#### [AIM OF THE EXERCISE]
Copy every line of the records exactly, without including the images.
--- START ---
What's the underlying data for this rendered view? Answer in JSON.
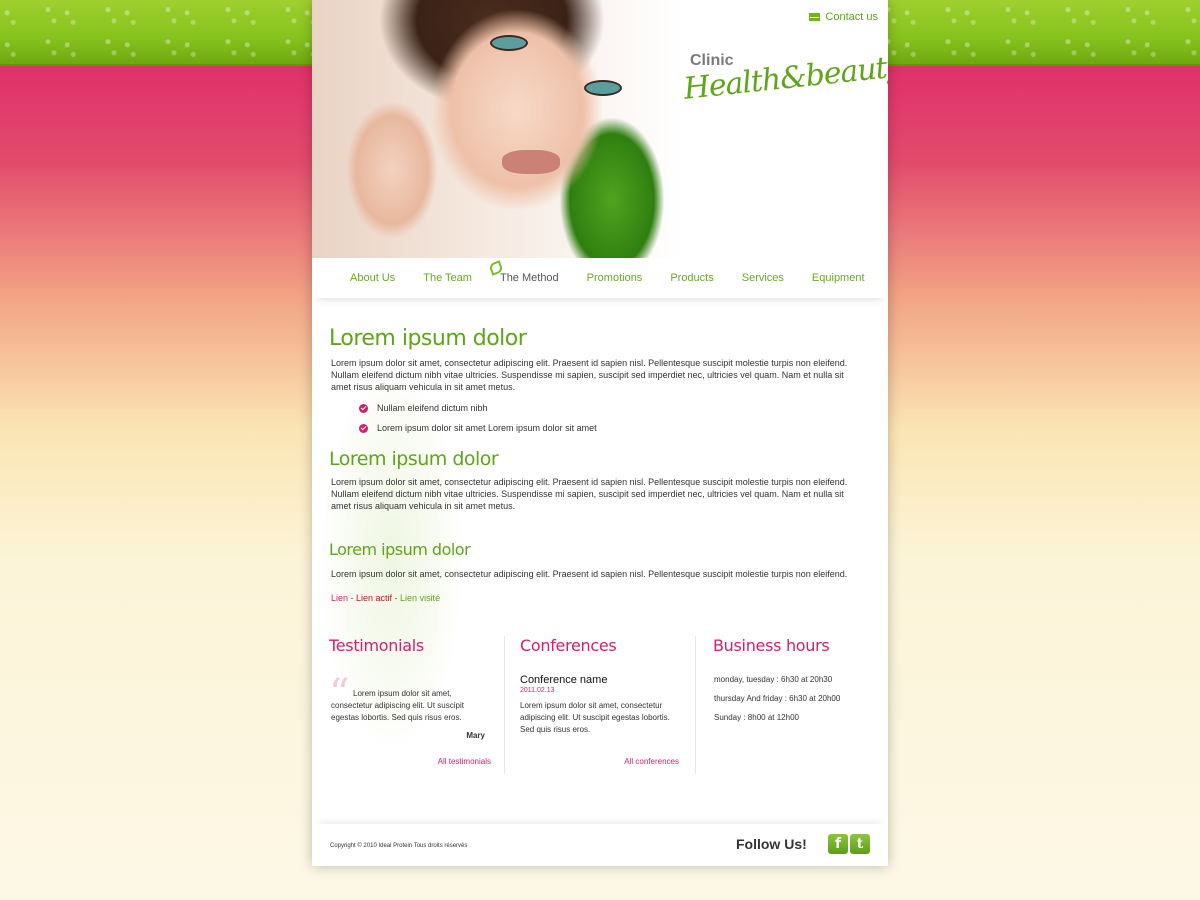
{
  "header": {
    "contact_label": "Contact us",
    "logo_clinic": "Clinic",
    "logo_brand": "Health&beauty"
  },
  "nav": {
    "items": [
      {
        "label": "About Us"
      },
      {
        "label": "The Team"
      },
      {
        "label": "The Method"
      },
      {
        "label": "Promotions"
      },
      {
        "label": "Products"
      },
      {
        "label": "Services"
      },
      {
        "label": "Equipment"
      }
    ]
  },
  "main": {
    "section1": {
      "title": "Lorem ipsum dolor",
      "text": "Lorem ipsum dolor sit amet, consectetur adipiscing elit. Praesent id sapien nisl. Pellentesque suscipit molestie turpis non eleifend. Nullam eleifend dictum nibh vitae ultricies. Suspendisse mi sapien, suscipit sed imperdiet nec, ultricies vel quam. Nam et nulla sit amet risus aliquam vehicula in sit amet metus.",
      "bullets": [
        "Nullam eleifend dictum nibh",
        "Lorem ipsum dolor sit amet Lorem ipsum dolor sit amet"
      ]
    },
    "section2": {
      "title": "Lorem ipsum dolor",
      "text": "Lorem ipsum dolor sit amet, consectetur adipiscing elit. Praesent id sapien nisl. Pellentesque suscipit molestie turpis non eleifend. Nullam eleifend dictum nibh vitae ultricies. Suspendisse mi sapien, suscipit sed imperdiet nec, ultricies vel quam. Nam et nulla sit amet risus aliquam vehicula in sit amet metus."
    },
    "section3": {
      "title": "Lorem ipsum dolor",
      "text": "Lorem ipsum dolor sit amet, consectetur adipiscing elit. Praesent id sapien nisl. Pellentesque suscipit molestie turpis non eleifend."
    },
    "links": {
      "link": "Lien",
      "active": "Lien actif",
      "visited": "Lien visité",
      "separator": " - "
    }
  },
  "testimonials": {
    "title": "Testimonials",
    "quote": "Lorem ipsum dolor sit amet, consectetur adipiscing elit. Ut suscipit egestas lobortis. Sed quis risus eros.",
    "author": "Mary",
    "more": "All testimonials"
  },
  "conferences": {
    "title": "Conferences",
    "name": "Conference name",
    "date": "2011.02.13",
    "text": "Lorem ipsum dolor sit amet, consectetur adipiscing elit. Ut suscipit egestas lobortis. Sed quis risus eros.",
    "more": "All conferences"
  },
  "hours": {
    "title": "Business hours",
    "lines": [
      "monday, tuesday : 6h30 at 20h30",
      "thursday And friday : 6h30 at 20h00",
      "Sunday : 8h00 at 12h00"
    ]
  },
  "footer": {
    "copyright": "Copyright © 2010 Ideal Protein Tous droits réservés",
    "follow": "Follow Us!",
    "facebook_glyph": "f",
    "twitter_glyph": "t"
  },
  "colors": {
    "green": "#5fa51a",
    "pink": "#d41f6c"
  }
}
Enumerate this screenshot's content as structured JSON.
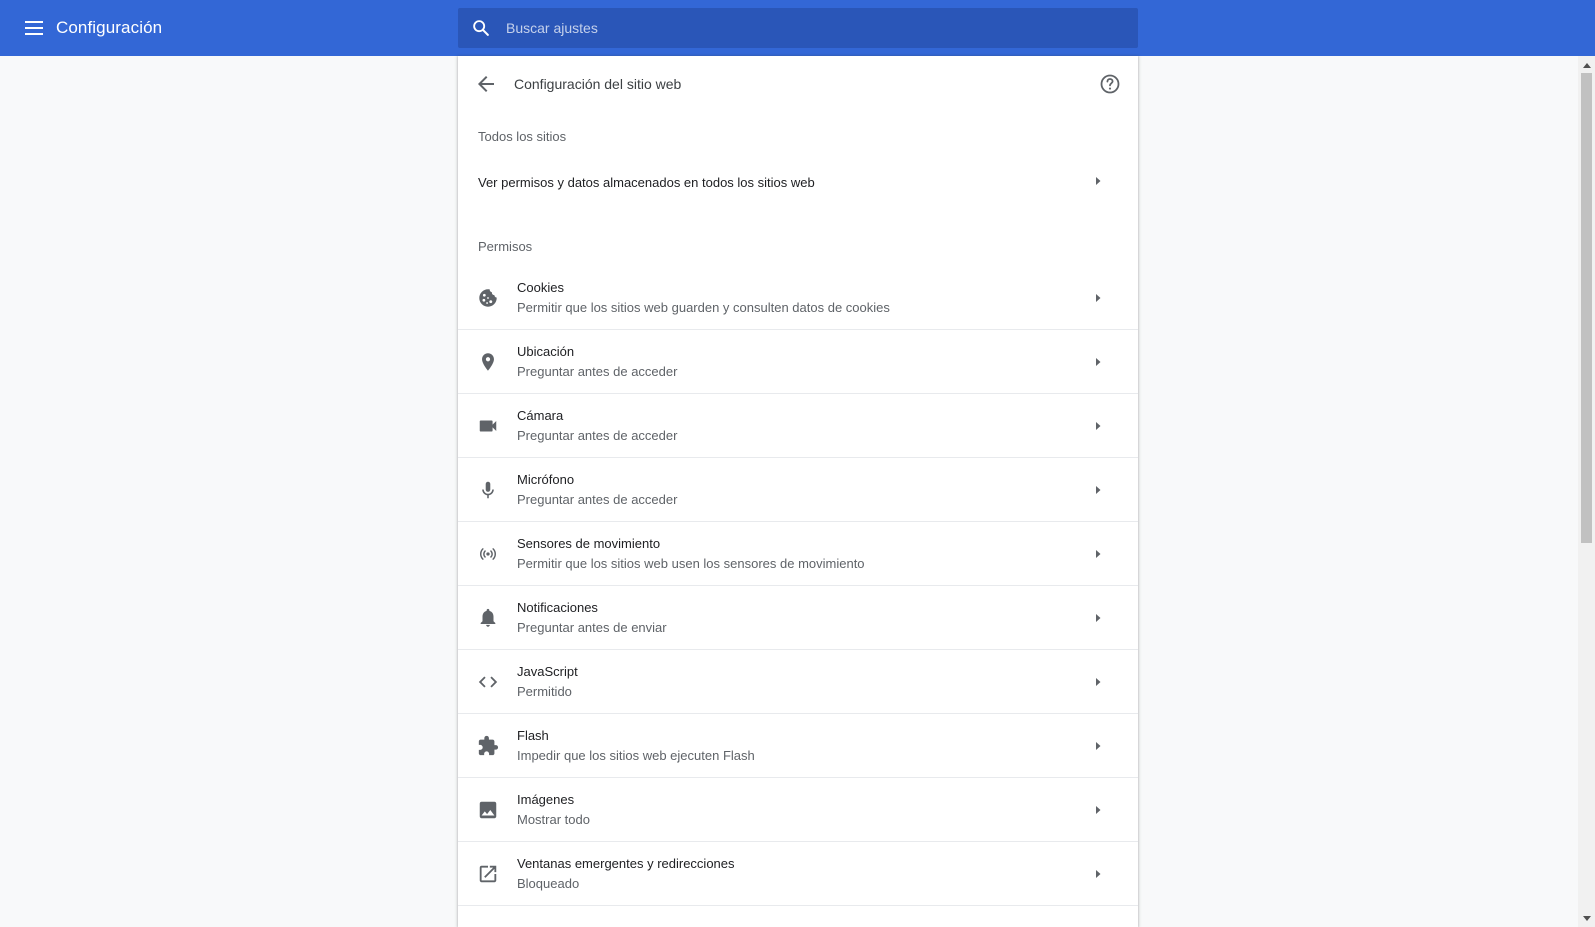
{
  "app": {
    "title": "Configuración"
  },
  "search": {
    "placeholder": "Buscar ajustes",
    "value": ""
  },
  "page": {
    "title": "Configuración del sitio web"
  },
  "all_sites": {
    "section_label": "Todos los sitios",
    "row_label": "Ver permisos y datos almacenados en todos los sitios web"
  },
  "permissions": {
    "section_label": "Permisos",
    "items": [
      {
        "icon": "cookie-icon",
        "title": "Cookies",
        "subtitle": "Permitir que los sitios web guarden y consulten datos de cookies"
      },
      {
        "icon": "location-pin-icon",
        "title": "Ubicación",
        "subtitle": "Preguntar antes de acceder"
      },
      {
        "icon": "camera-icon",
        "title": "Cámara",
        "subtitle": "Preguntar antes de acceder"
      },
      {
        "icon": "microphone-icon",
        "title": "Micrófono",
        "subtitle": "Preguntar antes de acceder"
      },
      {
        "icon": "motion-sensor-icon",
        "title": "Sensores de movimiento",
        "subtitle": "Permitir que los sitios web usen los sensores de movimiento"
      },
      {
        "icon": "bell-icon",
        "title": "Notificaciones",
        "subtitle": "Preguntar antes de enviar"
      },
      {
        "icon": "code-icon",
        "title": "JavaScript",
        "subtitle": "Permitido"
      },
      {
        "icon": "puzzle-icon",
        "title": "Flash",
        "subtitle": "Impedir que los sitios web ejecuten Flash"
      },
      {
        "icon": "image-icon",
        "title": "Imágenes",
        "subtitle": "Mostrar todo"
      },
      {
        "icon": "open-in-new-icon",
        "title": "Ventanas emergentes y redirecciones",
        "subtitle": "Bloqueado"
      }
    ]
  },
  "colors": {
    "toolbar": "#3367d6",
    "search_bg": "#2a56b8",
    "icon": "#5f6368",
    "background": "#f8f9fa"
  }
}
--- END ---
#### [EXERCISE RESULT]
What's the underlying data for this rendered view? Answer in JSON.
{
  "header": {
    "contact_label": "Contact us",
    "logo_clinic": "Clinic",
    "logo_brand": "Health&beauty"
  },
  "nav": {
    "items": [
      {
        "label": "About Us"
      },
      {
        "label": "The Team"
      },
      {
        "label": "The Method"
      },
      {
        "label": "Promotions"
      },
      {
        "label": "Products"
      },
      {
        "label": "Services"
      },
      {
        "label": "Equipment"
      }
    ]
  },
  "main": {
    "section1": {
      "title": "Lorem ipsum dolor",
      "text": "Lorem ipsum dolor sit amet, consectetur adipiscing elit. Praesent id sapien nisl. Pellentesque suscipit molestie turpis non eleifend. Nullam eleifend dictum nibh vitae ultricies. Suspendisse mi sapien, suscipit sed imperdiet nec, ultricies vel quam. Nam et nulla sit amet risus aliquam vehicula in sit amet metus.",
      "bullets": [
        "Nullam eleifend dictum nibh",
        "Lorem ipsum dolor sit amet Lorem ipsum dolor sit amet"
      ]
    },
    "section2": {
      "title": "Lorem ipsum dolor",
      "text": "Lorem ipsum dolor sit amet, consectetur adipiscing elit. Praesent id sapien nisl. Pellentesque suscipit molestie turpis non eleifend. Nullam eleifend dictum nibh vitae ultricies. Suspendisse mi sapien, suscipit sed imperdiet nec, ultricies vel quam. Nam et nulla sit amet risus aliquam vehicula in sit amet metus."
    },
    "section3": {
      "title": "Lorem ipsum dolor",
      "text": "Lorem ipsum dolor sit amet, consectetur adipiscing elit. Praesent id sapien nisl. Pellentesque suscipit molestie turpis non eleifend."
    },
    "links": {
      "link": "Lien",
      "active": "Lien actif",
      "visited": "Lien visité",
      "separator": " - "
    }
  },
  "testimonials": {
    "title": "Testimonials",
    "quote": "Lorem ipsum dolor sit amet, consectetur adipiscing elit. Ut suscipit egestas lobortis. Sed quis risus eros.",
    "author": "Mary",
    "more": "All testimonials"
  },
  "conferences": {
    "title": "Conferences",
    "name": "Conference name",
    "date": "2011.02.13",
    "text": "Lorem ipsum dolor sit amet, consectetur adipiscing elit. Ut suscipit egestas lobortis. Sed quis risus eros.",
    "more": "All conferences"
  },
  "hours": {
    "title": "Business hours",
    "lines": [
      "monday, tuesday : 6h30 at 20h30",
      "thursday And friday : 6h30 at 20h00",
      "Sunday : 8h00 at 12h00"
    ]
  },
  "footer": {
    "copyright": "Copyright © 2010 Ideal Protein Tous droits réservés",
    "follow": "Follow Us!",
    "facebook_glyph": "f",
    "twitter_glyph": "t"
  },
  "colors": {
    "green": "#5fa51a",
    "pink": "#d41f6c"
  }
}
Enumerate this screenshot's content as structured JSON.
{
  "app": {
    "title": "Configuración"
  },
  "search": {
    "placeholder": "Buscar ajustes",
    "value": ""
  },
  "page": {
    "title": "Configuración del sitio web"
  },
  "all_sites": {
    "section_label": "Todos los sitios",
    "row_label": "Ver permisos y datos almacenados en todos los sitios web"
  },
  "permissions": {
    "section_label": "Permisos",
    "items": [
      {
        "icon": "cookie-icon",
        "title": "Cookies",
        "subtitle": "Permitir que los sitios web guarden y consulten datos de cookies"
      },
      {
        "icon": "location-pin-icon",
        "title": "Ubicación",
        "subtitle": "Preguntar antes de acceder"
      },
      {
        "icon": "camera-icon",
        "title": "Cámara",
        "subtitle": "Preguntar antes de acceder"
      },
      {
        "icon": "microphone-icon",
        "title": "Micrófono",
        "subtitle": "Preguntar antes de acceder"
      },
      {
        "icon": "motion-sensor-icon",
        "title": "Sensores de movimiento",
        "subtitle": "Permitir que los sitios web usen los sensores de movimiento"
      },
      {
        "icon": "bell-icon",
        "title": "Notificaciones",
        "subtitle": "Preguntar antes de enviar"
      },
      {
        "icon": "code-icon",
        "title": "JavaScript",
        "subtitle": "Permitido"
      },
      {
        "icon": "puzzle-icon",
        "title": "Flash",
        "subtitle": "Impedir que los sitios web ejecuten Flash"
      },
      {
        "icon": "image-icon",
        "title": "Imágenes",
        "subtitle": "Mostrar todo"
      },
      {
        "icon": "open-in-new-icon",
        "title": "Ventanas emergentes y redirecciones",
        "subtitle": "Bloqueado"
      }
    ]
  },
  "colors": {
    "toolbar": "#3367d6",
    "search_bg": "#2a56b8",
    "icon": "#5f6368",
    "background": "#f8f9fa"
  }
}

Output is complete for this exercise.